Copy out each line of the material in which the word "JSON" appears.

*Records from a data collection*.
════════════════

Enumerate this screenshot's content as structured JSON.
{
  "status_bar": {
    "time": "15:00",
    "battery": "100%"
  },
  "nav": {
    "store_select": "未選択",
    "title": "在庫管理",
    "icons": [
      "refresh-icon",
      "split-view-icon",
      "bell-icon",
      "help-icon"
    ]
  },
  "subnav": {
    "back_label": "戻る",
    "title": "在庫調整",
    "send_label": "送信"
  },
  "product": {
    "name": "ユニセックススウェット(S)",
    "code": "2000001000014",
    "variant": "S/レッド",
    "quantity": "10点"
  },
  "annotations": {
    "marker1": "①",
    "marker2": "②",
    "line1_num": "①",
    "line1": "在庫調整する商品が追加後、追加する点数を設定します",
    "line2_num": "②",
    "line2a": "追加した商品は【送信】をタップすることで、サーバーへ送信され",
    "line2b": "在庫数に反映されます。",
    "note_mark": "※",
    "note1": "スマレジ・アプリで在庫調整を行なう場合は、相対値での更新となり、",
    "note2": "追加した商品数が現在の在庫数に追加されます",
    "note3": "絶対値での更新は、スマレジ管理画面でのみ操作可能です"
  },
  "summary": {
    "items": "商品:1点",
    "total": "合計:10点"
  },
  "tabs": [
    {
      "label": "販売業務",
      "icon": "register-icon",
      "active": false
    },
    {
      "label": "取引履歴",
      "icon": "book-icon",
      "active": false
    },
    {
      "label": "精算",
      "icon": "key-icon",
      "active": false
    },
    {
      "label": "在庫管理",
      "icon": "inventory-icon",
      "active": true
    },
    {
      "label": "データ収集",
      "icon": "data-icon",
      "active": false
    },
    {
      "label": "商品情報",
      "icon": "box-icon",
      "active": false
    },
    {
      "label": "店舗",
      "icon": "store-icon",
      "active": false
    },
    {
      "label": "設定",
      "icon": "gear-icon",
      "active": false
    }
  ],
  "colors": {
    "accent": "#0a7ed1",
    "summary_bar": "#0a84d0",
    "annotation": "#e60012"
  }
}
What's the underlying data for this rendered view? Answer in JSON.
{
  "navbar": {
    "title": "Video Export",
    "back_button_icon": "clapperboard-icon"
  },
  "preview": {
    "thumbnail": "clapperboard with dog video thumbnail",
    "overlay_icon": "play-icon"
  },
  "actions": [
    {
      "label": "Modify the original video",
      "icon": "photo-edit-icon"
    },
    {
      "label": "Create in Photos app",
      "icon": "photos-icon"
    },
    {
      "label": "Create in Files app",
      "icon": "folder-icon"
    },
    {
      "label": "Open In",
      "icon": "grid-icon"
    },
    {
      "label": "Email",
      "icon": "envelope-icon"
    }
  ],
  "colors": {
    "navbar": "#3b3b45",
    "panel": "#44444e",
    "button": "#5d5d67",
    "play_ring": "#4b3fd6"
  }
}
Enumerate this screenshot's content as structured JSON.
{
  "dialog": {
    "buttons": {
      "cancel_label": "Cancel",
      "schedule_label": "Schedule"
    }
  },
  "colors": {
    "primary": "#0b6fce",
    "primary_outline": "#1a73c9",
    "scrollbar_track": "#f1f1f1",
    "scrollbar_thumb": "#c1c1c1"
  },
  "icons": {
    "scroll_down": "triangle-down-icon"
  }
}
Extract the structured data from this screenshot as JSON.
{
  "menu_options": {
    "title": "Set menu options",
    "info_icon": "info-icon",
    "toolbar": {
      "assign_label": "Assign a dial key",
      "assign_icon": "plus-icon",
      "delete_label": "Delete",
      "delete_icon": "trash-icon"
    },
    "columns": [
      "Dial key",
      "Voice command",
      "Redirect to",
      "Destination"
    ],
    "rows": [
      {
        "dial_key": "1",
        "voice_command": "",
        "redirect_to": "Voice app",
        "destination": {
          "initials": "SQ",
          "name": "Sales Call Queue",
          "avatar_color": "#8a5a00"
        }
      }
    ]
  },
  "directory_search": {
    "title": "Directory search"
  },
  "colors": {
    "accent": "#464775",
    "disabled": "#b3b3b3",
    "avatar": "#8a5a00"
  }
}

════════════════

*OUTPUT*.
Enumerate this screenshot's content as structured JSON.
What's the underlying data for this rendered view? Answer in JSON.
Enumerate this screenshot's content as structured JSON.
Extract the structured data from this screenshot as JSON.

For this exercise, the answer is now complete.